### Requirement
Every line of the data must be copied exactly.

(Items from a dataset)
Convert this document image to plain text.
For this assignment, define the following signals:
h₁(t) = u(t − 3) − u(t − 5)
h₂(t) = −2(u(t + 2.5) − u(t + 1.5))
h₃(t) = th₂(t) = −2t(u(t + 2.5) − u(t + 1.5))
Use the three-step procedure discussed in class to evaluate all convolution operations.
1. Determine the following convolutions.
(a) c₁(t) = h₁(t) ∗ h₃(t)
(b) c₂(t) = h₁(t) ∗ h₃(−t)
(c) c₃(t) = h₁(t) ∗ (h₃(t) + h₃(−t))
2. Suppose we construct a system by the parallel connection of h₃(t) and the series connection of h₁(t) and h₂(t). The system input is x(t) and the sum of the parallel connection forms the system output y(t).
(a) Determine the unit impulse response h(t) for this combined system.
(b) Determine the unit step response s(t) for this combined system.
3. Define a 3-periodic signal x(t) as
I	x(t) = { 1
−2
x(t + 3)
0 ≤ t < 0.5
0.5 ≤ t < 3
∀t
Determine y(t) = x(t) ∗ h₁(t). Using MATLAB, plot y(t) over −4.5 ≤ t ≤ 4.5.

### Task answer
Convert this document image to plain text.
For this assignment, define the following signals:
h₁(t) = u(t − 3) − u(t − 5)
h₂(t) = −2(u(t + 2.5) − u(t + 1.5))
h₃(t) = th₂(t) = −2t(u(t + 2.5) − u(t + 1.5))
Use the three-step procedure discussed in class to evaluate all convolution operations.
1. Determine the following convolutions.
(a) c₁(t) = h₁(t) ∗ h₃(t)
(b) c₂(t) = h₁(t) ∗ h₃(−t)
(c) c₃(t) = h₁(t) ∗ (h₃(t) + h₃(−t))
2. Suppose we construct a system by the parallel connection of h₃(t) and the series connection of h₁(t) and h₂(t). The system input is x(t) and the sum of the parallel connection forms the system output y(t).
(a) Determine the unit impulse response h(t) for this combined system.
(b) Determine the unit step response s(t) for this combined system.
3. Define a 3-periodic signal x(t) as
I	x(t) = { 1
−2
x(t + 3)
0 ≤ t < 0.5
0.5 ≤ t < 3
∀t
Determine y(t) = x(t) ∗ h₁(t). Using MATLAB, plot y(t) over −4.5 ≤ t ≤ 4.5.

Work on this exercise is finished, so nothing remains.